Page content transcription data:
★ ★ ★ ★ ★
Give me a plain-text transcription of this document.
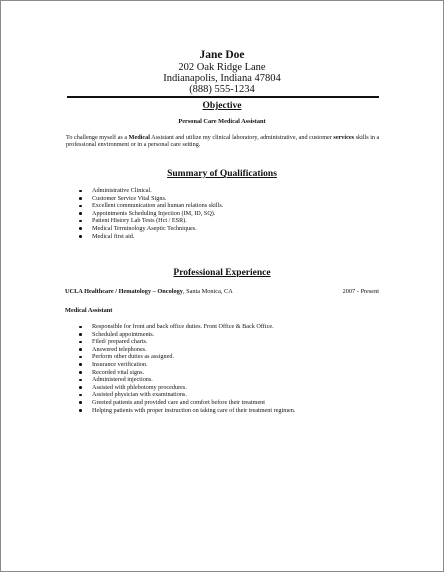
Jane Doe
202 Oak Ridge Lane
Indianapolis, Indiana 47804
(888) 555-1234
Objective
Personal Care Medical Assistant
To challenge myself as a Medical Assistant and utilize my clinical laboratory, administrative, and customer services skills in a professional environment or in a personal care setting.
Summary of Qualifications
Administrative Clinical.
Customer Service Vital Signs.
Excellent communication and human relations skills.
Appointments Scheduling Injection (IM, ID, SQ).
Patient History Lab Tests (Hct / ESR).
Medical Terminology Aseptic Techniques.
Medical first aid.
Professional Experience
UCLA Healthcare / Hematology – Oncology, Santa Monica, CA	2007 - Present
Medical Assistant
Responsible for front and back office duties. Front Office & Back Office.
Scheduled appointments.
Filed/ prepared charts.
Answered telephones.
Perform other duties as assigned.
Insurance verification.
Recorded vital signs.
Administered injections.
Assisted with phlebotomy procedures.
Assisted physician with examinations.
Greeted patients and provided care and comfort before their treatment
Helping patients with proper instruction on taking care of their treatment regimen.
★ ★ ★ ★ ★
▸ **The problem**
Exclude all images, then retype the records above without alteration.

▸ **Task output**
Give me a plain-text transcription of this document.
Jane Doe
202 Oak Ridge Lane
Indianapolis, Indiana 47804
(888) 555-1234
Objective
Personal Care Medical Assistant
To challenge myself as a Medical Assistant and utilize my clinical laboratory, administrative, and customer services skills in a professional environment or in a personal care setting.
Summary of Qualifications
Administrative Clinical.
Customer Service Vital Signs.
Excellent communication and human relations skills.
Appointments Scheduling Injection (IM, ID, SQ).
Patient History Lab Tests (Hct / ESR).
Medical Terminology Aseptic Techniques.
Medical first aid.
Professional Experience
UCLA Healthcare / Hematology – Oncology, Santa Monica, CA	2007 - Present
Medical Assistant
Responsible for front and back office duties. Front Office & Back Office.
Scheduled appointments.
Filed/ prepared charts.
Answered telephones.
Perform other duties as assigned.
Insurance verification.
Recorded vital signs.
Administered injections.
Assisted with phlebotomy procedures.
Assisted physician with examinations.
Greeted patients and provided care and comfort before their treatment
Helping patients with proper instruction on taking care of their treatment regimen.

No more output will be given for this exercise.